## ACTIVITY
Using the listing below, extract each line that has the word "panel" in it.
===== DATA EXCERPTS =====
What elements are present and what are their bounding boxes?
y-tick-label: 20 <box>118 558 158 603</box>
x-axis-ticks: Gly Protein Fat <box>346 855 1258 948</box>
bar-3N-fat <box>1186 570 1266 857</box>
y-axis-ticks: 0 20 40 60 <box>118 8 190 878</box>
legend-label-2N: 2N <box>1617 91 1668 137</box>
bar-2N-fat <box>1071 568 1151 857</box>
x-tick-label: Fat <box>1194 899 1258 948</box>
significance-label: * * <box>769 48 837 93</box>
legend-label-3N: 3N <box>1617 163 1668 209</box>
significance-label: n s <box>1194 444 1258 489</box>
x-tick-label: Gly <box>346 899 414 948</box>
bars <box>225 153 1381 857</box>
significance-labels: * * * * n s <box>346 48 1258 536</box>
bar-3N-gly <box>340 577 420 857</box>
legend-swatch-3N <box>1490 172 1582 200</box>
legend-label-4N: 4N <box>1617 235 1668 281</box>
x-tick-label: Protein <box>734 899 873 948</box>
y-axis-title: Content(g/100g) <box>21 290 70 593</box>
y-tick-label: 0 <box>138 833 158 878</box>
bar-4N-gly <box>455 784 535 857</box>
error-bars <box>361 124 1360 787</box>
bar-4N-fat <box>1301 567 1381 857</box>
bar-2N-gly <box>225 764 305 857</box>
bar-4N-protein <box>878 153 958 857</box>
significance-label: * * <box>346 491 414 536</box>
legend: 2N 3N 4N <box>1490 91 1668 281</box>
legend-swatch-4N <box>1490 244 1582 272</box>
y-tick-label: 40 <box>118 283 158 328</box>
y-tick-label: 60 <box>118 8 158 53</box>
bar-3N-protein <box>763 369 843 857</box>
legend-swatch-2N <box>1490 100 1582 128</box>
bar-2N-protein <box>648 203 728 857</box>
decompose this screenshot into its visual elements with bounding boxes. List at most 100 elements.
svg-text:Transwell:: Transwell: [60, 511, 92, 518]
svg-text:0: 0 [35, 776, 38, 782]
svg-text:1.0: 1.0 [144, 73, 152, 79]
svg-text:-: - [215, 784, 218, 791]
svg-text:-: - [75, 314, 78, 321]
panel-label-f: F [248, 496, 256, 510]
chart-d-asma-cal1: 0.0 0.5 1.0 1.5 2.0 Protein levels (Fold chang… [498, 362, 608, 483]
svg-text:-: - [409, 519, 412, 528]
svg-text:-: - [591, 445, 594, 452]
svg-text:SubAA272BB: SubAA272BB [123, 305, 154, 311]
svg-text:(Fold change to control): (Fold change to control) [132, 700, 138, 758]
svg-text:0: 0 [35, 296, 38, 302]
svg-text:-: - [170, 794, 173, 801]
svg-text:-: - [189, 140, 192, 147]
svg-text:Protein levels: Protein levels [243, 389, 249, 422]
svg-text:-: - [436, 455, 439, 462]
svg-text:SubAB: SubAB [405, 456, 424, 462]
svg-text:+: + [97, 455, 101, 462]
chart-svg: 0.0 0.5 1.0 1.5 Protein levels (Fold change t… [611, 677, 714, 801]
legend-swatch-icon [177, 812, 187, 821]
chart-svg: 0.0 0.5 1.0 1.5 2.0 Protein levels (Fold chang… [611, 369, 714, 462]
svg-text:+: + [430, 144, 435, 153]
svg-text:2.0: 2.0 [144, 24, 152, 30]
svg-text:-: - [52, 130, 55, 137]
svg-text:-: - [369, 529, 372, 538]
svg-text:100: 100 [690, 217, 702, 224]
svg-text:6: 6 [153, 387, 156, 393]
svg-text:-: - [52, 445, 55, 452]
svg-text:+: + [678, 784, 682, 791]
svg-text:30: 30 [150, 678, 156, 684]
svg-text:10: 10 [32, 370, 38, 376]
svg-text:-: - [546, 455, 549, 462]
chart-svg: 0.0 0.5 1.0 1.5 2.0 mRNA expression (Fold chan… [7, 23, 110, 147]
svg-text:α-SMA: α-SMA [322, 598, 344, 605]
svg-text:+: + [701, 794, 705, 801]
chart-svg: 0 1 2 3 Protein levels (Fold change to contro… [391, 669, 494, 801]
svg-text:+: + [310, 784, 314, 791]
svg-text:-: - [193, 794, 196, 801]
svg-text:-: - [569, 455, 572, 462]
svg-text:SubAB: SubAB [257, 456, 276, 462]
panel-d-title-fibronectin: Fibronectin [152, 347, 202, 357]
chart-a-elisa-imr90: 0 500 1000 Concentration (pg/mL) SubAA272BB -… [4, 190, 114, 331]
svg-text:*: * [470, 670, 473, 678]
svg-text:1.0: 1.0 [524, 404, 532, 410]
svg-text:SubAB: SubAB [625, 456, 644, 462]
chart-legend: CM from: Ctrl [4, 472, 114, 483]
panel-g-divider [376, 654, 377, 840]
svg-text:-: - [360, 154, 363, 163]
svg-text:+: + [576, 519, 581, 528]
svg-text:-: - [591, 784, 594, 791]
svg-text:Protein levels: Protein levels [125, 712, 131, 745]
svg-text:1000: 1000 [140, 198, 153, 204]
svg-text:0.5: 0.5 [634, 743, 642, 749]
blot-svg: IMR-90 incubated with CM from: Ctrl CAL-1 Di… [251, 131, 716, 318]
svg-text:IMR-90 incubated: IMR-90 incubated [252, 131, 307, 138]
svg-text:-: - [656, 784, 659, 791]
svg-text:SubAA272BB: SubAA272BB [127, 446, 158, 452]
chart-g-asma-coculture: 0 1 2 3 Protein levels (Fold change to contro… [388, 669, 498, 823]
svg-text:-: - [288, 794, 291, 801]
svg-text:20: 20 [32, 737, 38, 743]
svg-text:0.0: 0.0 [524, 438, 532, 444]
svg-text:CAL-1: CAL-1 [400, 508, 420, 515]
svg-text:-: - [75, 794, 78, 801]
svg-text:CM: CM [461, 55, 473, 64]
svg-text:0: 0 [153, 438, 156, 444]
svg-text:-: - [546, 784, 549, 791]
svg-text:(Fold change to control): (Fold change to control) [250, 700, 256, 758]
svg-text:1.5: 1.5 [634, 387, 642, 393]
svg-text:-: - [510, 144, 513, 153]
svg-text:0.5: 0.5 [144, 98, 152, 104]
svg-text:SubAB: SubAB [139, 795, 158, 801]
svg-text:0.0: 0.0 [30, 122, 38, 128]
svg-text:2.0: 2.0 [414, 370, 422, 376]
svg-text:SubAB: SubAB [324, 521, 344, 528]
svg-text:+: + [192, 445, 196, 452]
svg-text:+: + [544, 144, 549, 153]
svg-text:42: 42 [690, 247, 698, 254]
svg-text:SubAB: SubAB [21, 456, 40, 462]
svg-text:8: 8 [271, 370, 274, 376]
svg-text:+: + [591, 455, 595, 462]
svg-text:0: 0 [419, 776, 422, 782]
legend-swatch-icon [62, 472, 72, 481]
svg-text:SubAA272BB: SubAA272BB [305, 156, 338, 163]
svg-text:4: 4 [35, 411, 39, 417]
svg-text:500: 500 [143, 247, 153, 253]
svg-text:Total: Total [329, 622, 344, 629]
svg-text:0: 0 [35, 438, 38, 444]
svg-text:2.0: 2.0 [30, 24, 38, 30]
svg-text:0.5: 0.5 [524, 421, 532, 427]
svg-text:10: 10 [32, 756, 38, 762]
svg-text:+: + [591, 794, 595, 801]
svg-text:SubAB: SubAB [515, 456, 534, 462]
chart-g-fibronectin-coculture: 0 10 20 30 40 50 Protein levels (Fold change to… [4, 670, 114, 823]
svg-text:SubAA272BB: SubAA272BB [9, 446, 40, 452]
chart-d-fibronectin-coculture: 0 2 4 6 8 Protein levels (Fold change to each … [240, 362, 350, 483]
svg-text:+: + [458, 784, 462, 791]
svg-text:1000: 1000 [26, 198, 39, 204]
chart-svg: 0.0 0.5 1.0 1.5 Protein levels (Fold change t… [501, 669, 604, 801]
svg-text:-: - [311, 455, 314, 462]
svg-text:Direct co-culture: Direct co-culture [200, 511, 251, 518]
=====
## TASK RESPONSE
panel-label-f: F [248, 496, 256, 510]
panel-d-title-fibronectin: Fibronectin [152, 347, 202, 357]
panel-g-divider [376, 654, 377, 840]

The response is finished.